Written task 1 :: List each post header in the Black Phantom forum thread, giving the author and date of each.
Written task 2 :: In the Black Phantom forum thread, which bike did Cliff Judkins buy and restore?
Written task 3 :: Carry the Black Phantom forum thread forward by writing the next part, starting after the final line shown.

## Begin Selected text

# Help help me Rhonda, or anybody



## Cliff Judkins (Feb 19, 2018)

I`ve recaptured my youth, bought a pretty beat up `55 Black Phantom ( I had a `50 in `50) and spent several months making it like new, which it now is. One thing remaining, and that is the little gizmo that connects the frame and front fender. I have part of the gizmo (I`d call it by it`s correct name if I knew what it was). The little part that I have is the little bracket with the two holes it it that slide through the long bolt that holds the frame to the front end of the bike. Some of the bikes have a lock built in to this area, mine is not that fancy.Can anyone help me find the rest of this gizmo? I have checked around on the internet but can`t find the part. I`ve been thinking about making something that will probably work, but it will be very hard and time consuming. I`ve spent a lot of time getting the bike exactly like a new one, and had rather not settle for second best. I would include a picture of what I have, but am an old gezer without a camera or the expertice in putting it on this web site anyway. Thanks for reading this.


----------



## Freqman1 (Feb 19, 2018)

I'm guessing you are talking about the piece shown here with the screw and nut on it? Another Georgia guy! Welcome to the CABE. V/r Shawn


----------



## Cliff Judkins (Feb 20, 2018)

## End Selected text
## Begin Information provided

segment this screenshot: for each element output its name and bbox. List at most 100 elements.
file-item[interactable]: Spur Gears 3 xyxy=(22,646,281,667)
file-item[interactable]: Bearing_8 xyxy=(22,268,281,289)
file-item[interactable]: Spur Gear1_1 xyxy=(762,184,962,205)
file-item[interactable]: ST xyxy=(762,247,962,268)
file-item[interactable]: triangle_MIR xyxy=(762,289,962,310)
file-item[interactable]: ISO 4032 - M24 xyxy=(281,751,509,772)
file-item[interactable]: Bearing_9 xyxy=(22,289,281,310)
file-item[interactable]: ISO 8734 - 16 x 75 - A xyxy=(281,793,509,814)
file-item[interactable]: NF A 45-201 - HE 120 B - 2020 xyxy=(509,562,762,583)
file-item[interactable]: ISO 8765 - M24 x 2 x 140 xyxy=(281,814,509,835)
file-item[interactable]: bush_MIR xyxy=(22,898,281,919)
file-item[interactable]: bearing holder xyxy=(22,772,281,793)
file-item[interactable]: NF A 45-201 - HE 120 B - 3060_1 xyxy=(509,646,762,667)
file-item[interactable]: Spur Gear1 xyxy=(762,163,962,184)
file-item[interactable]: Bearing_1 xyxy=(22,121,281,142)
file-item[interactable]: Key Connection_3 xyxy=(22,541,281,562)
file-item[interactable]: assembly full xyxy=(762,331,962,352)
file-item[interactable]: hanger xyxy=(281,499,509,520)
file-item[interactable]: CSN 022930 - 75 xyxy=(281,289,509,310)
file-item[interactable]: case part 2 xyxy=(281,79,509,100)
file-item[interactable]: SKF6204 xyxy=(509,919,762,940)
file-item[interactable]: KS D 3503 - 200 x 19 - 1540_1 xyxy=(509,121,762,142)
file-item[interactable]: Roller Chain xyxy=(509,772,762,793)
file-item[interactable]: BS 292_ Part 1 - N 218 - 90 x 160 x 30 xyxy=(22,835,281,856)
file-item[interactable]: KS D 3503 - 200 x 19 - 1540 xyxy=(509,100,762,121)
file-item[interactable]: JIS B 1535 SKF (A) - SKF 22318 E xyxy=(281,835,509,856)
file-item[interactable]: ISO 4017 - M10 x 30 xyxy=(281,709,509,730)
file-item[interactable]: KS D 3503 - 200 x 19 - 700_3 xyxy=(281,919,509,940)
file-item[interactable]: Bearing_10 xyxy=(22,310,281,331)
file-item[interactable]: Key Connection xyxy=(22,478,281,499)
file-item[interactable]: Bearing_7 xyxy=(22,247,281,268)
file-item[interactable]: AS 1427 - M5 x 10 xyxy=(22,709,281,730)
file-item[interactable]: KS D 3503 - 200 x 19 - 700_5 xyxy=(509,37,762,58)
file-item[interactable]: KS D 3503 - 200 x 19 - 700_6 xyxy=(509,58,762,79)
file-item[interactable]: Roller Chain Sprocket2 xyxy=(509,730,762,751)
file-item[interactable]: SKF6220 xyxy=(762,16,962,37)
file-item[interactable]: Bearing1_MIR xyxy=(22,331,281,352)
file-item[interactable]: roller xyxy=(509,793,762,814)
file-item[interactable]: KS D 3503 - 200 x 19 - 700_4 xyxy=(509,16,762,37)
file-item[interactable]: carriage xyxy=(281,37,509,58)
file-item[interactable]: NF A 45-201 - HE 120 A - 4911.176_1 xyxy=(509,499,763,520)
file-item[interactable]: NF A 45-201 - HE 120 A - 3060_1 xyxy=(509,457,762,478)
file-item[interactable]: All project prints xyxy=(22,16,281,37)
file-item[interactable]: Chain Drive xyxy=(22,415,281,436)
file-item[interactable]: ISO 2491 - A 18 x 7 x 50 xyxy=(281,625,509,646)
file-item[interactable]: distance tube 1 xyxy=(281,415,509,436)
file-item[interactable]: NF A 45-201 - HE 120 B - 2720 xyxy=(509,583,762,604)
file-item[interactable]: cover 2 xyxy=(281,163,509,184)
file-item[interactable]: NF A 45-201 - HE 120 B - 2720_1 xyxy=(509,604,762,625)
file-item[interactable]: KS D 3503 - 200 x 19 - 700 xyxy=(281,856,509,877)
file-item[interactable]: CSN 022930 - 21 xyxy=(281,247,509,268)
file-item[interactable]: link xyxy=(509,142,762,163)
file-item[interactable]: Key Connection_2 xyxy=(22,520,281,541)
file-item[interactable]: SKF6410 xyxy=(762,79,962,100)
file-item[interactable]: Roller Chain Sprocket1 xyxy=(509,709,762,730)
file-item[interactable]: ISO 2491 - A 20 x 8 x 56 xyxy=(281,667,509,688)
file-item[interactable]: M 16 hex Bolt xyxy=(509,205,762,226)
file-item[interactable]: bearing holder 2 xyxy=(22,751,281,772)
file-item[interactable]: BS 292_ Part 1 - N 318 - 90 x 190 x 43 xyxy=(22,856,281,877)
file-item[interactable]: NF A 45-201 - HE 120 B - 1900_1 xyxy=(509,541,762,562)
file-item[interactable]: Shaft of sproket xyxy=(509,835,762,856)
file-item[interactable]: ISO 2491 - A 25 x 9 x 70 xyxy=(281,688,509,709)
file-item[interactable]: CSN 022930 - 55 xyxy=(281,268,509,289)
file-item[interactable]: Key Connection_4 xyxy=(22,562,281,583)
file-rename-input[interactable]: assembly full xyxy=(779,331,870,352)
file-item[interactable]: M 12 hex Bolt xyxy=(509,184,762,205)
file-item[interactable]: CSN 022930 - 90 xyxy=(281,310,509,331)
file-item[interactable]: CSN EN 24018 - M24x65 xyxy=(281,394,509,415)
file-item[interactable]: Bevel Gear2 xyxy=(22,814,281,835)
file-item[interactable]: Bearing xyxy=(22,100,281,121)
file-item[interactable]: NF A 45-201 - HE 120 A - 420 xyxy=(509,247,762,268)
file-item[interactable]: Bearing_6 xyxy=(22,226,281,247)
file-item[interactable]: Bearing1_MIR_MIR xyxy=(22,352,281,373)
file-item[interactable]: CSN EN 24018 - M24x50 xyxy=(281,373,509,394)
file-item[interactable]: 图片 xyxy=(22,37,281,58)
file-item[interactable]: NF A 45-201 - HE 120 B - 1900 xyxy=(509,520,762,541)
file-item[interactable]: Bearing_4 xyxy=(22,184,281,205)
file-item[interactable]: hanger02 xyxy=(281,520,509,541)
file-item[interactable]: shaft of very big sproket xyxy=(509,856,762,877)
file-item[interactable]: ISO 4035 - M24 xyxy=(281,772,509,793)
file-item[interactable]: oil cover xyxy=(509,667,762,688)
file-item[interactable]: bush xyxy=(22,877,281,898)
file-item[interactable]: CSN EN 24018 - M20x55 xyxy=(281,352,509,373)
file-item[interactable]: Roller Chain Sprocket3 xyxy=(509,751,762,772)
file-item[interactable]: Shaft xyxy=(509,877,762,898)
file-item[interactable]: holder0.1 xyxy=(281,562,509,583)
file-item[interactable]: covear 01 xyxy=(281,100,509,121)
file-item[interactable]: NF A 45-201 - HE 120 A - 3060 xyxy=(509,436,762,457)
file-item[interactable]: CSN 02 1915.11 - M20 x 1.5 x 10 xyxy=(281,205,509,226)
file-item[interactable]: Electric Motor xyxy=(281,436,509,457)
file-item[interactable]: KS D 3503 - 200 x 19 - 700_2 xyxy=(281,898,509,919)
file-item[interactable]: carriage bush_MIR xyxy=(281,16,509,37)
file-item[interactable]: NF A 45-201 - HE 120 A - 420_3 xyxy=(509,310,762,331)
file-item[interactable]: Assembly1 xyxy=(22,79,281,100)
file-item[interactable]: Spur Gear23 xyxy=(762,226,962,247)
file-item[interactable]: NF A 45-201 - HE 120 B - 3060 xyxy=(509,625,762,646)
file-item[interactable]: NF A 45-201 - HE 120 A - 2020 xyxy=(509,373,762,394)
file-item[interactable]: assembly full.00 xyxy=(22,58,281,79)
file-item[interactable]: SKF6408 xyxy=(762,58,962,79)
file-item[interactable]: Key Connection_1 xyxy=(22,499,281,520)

## End Information provided

Task answer 1 ::
Cliff Judkins (Feb 19, 2018)
Freqman1 (Feb 19, 2018)
Cliff Judkins (Feb 20, 2018)

Task answer 2 :: A '55 Black Phantom.

Task answer 3 ::
Problem solved. I thought about the problem quite a bit last night and again this morning Shawn. To do it correctly, I need a piece like the one in your picture, except about an inch longer, so as to cover the hole in the fender. I thought long and hard about making one, thought about having to heat  a piece on medal the right length and width, bending in around a bolt the correct size, etc., then said "to heck with that", went to the hardware store and got a #10 chrome small bolt with a indenture for a small hex wrench, and put it in the hole, screwed on  one of those nuts with the plastic center that keeps the bolt from coming lose. As I said, problem solved, I settled for second best!


----------



## Freqman1 (Feb 20, 2018)

Does it have the correct fender? Shouldn't have to cover no hole. V/r Shawn


----------



## Cliff Judkins (Feb 21, 2018)

Freqman1 said:


> Does it have the correct fender? Shouldn't have to cover no hole. V/r Shawn


----------



## Cliff Judkins (Feb 21, 2018)

Freqman1 said:


> Does it have the correct fender? Shouldn't have to cover no hole. V/r Shawn



Maybe not. The fender is an after market one. However it fits nicely. Origional one is beyond repair. The little hole is about 1/4 inch too far aft for the little spring clip in your picture to reach. Maybe there is a correct clip around somewhere, but I haven`t found one yet. If I ever do find one, I can remove the little #10 chrome bolt and replace it with the clip. I don`t ride the bike anyway. I have it in my "Man Cave" and just look at it. My late wife couldn`t understand why I went to all of the trouble and expense to restore this bike. I told her about a Japaneese Zillionaire who spent 40 million dollars for a painting and hangs it on his wall to look at it. That`s what I do with this bike...look at it.


----------



## TheTrikeGuy (Feb 21, 2018)

https://www.ebay.com/itm/Schwinn-Ph...e=STRK:MEBIDX:IT&_trksid=p2057872.m2749.l2649


----------



## TheTrikeGuy (Feb 21, 2018)

https://www.ebay.com/itm/Schwinn-Ph...949472?hash=item4d6e3ca320:g:F0EAAOSwFL9Tr0nK


----------



## Freqman1 (Feb 21, 2018)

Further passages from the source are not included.